*EXERCISE REQUIREMENTS*.
Give the lines below as a JSON list of strings, one string per line, with blank lines left out. Leave the pictures out of the answer.

═════ STORED ROWS

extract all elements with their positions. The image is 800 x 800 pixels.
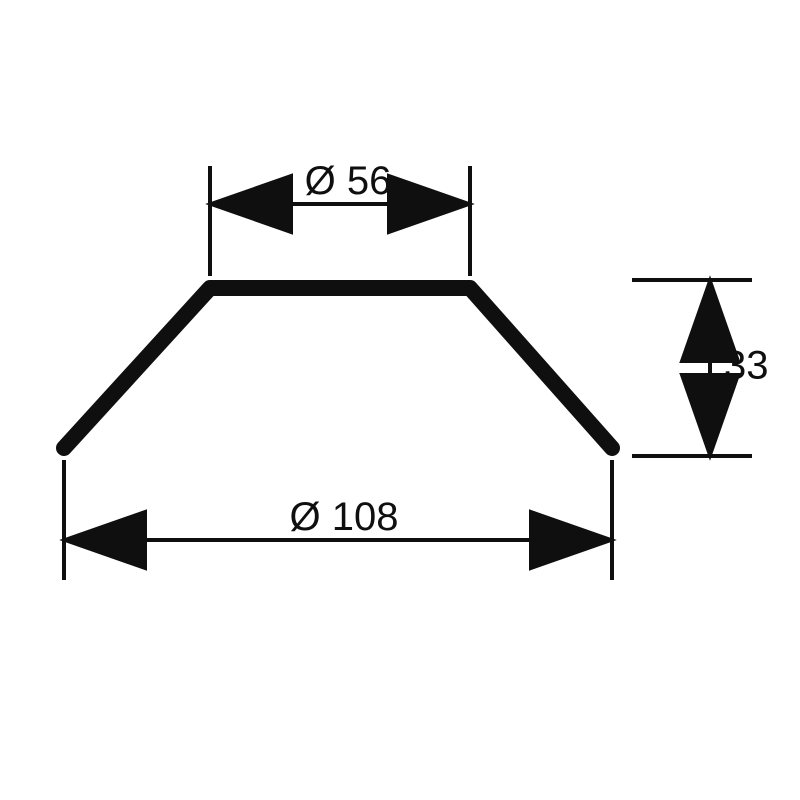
dim-top-diameter: Ø 56 (210, 159, 470, 276)
dim-height: 33 (632, 280, 769, 456)
dimension-diagram: Ø 56 Ø 108 33 (0, 0, 800, 800)
dim-bottom-diameter: Ø 108 (64, 460, 612, 580)
dim-height-label: 33 (724, 344, 769, 388)
dim-top-label: Ø 56 (305, 159, 392, 203)
dim-bottom-label: Ø 108 (290, 495, 399, 539)
profile-shape (64, 288, 612, 448)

══════════

*WRITTEN REPLY*.
[
  "extract all elements with their positions. The image is 800 x 800 pixels.",
  "dim-top-diameter: Ø 56 (210, 159, 470, 276)",
  "dim-height: 33 (632, 280, 769, 456)",
  "dimension-diagram: Ø 56 Ø 108 33 (0, 0, 800, 800)",
  "dim-bottom-diameter: Ø 108 (64, 460, 612, 580)",
  "dim-height-label: 33 (724, 344, 769, 388)",
  "dim-top-label: Ø 56 (305, 159, 392, 203)",
  "dim-bottom-label: Ø 108 (290, 495, 399, 539)",
  "profile-shape (64, 288, 612, 448)"
]